-- start Data listing --

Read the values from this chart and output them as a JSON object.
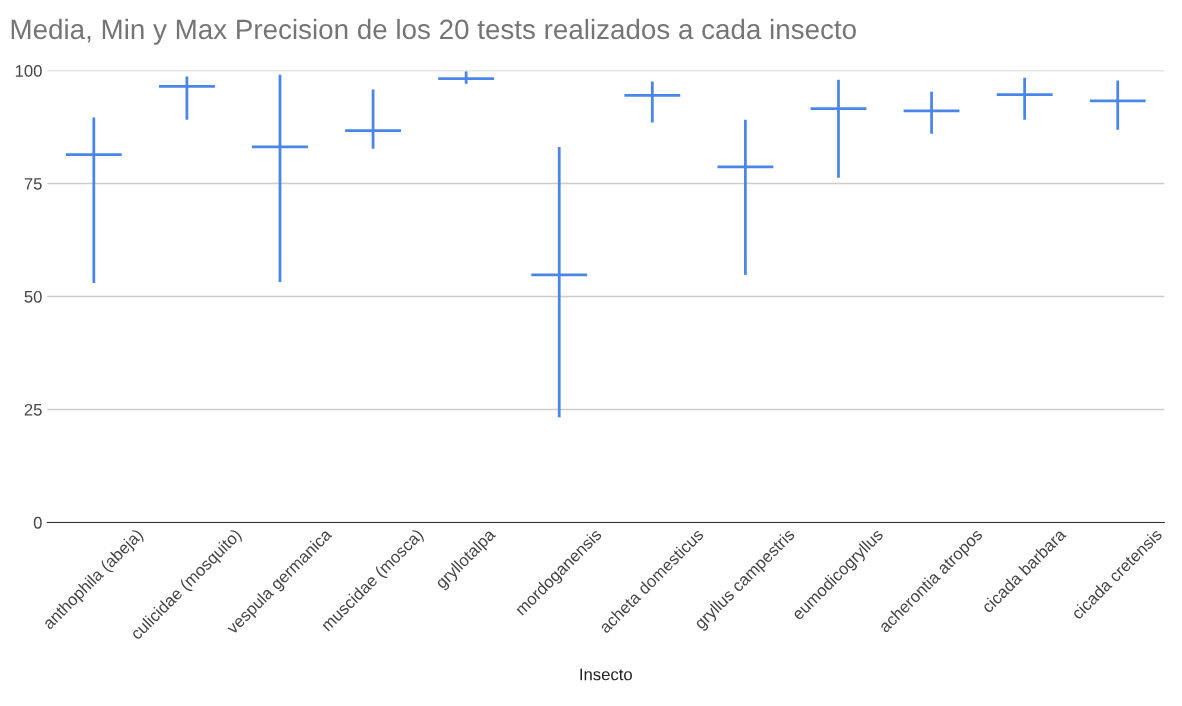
{
  "chart_data": {
    "type": "candlestick",
    "title": "Media, Min y Max Precision de los 20 tests realizados a cada insecto",
    "xlabel": "Insecto",
    "categories": [
      "anthophila (abeja)",
      "culicidae (mosquito)",
      "vespula germanica",
      "muscidae (mosca)",
      "gryllotalpa",
      "mordoganensis",
      "acheta domesticus",
      "gryllus campestris",
      "eumodicogryllus",
      "acherontia atropos",
      "cicada barbara",
      "cicada cretensis"
    ],
    "color": "#4a86e8",
    "ohlc": [
      [
        81.4,
        89.6,
        53.0,
        81.4
      ],
      [
        96.5,
        98.7,
        89.1,
        96.5
      ],
      [
        83.1,
        99.1,
        53.2,
        83.1
      ],
      [
        86.7,
        95.8,
        82.7,
        86.7
      ],
      [
        98.2,
        99.8,
        97.1,
        98.2
      ],
      [
        54.8,
        83.1,
        23.3,
        54.8
      ],
      [
        94.5,
        97.6,
        88.5,
        94.5
      ],
      [
        78.7,
        89.1,
        54.8,
        78.7
      ],
      [
        91.6,
        98.0,
        76.3,
        91.6
      ],
      [
        91.1,
        95.3,
        86.0,
        91.1
      ],
      [
        94.7,
        98.4,
        89.1,
        94.7
      ],
      [
        93.3,
        97.8,
        86.9,
        93.3
      ]
    ],
    "ylim": [
      0,
      100
    ],
    "yticks": [
      0,
      25,
      50,
      75,
      100
    ],
    "grid": "y"
  }
}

-- end Data listing --

■ What you will do:
Write the records out again in full, exactly, and skip every picture.

■ Correct output:
Read the values from this chart and output them as a JSON object.
{
  "chart_data": {
    "type": "candlestick",
    "title": "Media, Min y Max Precision de los 20 tests realizados a cada insecto",
    "xlabel": "Insecto",
    "categories": [
      "anthophila (abeja)",
      "culicidae (mosquito)",
      "vespula germanica",
      "muscidae (mosca)",
      "gryllotalpa",
      "mordoganensis",
      "acheta domesticus",
      "gryllus campestris",
      "eumodicogryllus",
      "acherontia atropos",
      "cicada barbara",
      "cicada cretensis"
    ],
    "color": "#4a86e8",
    "ohlc": [
      [
        81.4,
        89.6,
        53.0,
        81.4
      ],
      [
        96.5,
        98.7,
        89.1,
        96.5
      ],
      [
        83.1,
        99.1,
        53.2,
        83.1
      ],
      [
        86.7,
        95.8,
        82.7,
        86.7
      ],
      [
        98.2,
        99.8,
        97.1,
        98.2
      ],
      [
        54.8,
        83.1,
        23.3,
        54.8
      ],
      [
        94.5,
        97.6,
        88.5,
        94.5
      ],
      [
        78.7,
        89.1,
        54.8,
        78.7
      ],
      [
        91.6,
        98.0,
        76.3,
        91.6
      ],
      [
        91.1,
        95.3,
        86.0,
        91.1
      ],
      [
        94.7,
        98.4,
        89.1,
        94.7
      ],
      [
        93.3,
        97.8,
        86.9,
        93.3
      ]
    ],
    "ylim": [
      0,
      100
    ],
    "yticks": [
      0,
      25,
      50,
      75,
      100
    ],
    "grid": "y"
  }
}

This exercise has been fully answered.